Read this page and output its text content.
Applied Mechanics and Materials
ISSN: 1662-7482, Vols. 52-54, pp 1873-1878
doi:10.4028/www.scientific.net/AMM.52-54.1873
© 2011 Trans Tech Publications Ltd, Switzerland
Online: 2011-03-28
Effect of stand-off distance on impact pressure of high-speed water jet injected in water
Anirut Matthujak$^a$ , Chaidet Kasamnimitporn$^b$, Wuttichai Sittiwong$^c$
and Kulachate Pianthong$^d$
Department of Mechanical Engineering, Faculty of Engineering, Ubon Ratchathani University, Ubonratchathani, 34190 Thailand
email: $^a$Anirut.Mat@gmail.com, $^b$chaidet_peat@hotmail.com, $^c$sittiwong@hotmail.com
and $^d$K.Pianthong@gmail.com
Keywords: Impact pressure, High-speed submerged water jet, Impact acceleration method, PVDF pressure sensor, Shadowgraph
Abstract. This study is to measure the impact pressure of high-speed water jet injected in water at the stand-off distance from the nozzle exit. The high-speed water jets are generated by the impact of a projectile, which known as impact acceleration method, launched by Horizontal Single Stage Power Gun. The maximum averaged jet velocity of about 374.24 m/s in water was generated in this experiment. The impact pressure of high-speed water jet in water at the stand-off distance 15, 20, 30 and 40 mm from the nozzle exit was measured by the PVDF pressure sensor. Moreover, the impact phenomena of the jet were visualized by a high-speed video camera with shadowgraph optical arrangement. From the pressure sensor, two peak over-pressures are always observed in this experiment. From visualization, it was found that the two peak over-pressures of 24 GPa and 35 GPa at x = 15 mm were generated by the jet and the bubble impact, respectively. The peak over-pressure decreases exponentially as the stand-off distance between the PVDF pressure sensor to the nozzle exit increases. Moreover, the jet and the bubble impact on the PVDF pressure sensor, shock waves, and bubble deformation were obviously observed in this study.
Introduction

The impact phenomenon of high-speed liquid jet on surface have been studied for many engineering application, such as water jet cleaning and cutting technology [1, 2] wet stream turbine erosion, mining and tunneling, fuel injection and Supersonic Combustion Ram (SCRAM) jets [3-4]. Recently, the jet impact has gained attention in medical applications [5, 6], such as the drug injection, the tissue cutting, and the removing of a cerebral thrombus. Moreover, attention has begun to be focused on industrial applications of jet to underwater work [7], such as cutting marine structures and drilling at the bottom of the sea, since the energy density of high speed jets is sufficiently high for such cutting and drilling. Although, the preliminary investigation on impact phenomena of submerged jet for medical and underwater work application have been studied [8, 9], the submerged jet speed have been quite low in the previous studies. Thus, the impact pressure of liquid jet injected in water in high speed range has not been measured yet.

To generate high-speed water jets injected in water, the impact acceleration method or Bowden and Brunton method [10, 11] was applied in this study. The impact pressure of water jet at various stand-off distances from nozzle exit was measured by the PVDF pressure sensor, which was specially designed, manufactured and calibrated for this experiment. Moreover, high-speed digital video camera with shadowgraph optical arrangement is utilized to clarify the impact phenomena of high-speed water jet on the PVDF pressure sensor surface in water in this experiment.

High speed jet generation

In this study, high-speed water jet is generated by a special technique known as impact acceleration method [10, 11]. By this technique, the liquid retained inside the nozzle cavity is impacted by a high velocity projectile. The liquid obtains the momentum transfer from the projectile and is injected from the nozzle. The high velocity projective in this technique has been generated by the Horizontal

==========

_What you need to do_. Extract the full set of entries word for word.

_Output_.
Read this page and output its text content.
Applied Mechanics and Materials
ISSN: 1662-7482, Vols. 52-54, pp 1873-1878
doi:10.4028/www.scientific.net/AMM.52-54.1873
© 2011 Trans Tech Publications Ltd, Switzerland
Online: 2011-03-28
Effect of stand-off distance on impact pressure of high-speed water jet injected in water
Anirut Matthujak$^a$ , Chaidet Kasamnimitporn$^b$, Wuttichai Sittiwong$^c$
and Kulachate Pianthong$^d$
Department of Mechanical Engineering, Faculty of Engineering, Ubon Ratchathani University, Ubonratchathani, 34190 Thailand
email: $^a$Anirut.Mat@gmail.com, $^b$chaidet_peat@hotmail.com, $^c$sittiwong@hotmail.com
and $^d$K.Pianthong@gmail.com
Keywords: Impact pressure, High-speed submerged water jet, Impact acceleration method, PVDF pressure sensor, Shadowgraph
Abstract. This study is to measure the impact pressure of high-speed water jet injected in water at the stand-off distance from the nozzle exit. The high-speed water jets are generated by the impact of a projectile, which known as impact acceleration method, launched by Horizontal Single Stage Power Gun. The maximum averaged jet velocity of about 374.24 m/s in water was generated in this experiment. The impact pressure of high-speed water jet in water at the stand-off distance 15, 20, 30 and 40 mm from the nozzle exit was measured by the PVDF pressure sensor. Moreover, the impact phenomena of the jet were visualized by a high-speed video camera with shadowgraph optical arrangement. From the pressure sensor, two peak over-pressures are always observed in this experiment. From visualization, it was found that the two peak over-pressures of 24 GPa and 35 GPa at x = 15 mm were generated by the jet and the bubble impact, respectively. The peak over-pressure decreases exponentially as the stand-off distance between the PVDF pressure sensor to the nozzle exit increases. Moreover, the jet and the bubble impact on the PVDF pressure sensor, shock waves, and bubble deformation were obviously observed in this study.
Introduction

The impact phenomenon of high-speed liquid jet on surface have been studied for many engineering application, such as water jet cleaning and cutting technology [1, 2] wet stream turbine erosion, mining and tunneling, fuel injection and Supersonic Combustion Ram (SCRAM) jets [3-4]. Recently, the jet impact has gained attention in medical applications [5, 6], such as the drug injection, the tissue cutting, and the removing of a cerebral thrombus. Moreover, attention has begun to be focused on industrial applications of jet to underwater work [7], such as cutting marine structures and drilling at the bottom of the sea, since the energy density of high speed jets is sufficiently high for such cutting and drilling. Although, the preliminary investigation on impact phenomena of submerged jet for medical and underwater work application have been studied [8, 9], the submerged jet speed have been quite low in the previous studies. Thus, the impact pressure of liquid jet injected in water in high speed range has not been measured yet.

To generate high-speed water jets injected in water, the impact acceleration method or Bowden and Brunton method [10, 11] was applied in this study. The impact pressure of water jet at various stand-off distances from nozzle exit was measured by the PVDF pressure sensor, which was specially designed, manufactured and calibrated for this experiment. Moreover, high-speed digital video camera with shadowgraph optical arrangement is utilized to clarify the impact phenomena of high-speed water jet on the PVDF pressure sensor surface in water in this experiment.

High speed jet generation

In this study, high-speed water jet is generated by a special technique known as impact acceleration method [10, 11]. By this technique, the liquid retained inside the nozzle cavity is impacted by a high velocity projectile. The liquid obtains the momentum transfer from the projectile and is injected from the nozzle. The high velocity projective in this technique has been generated by the Horizontal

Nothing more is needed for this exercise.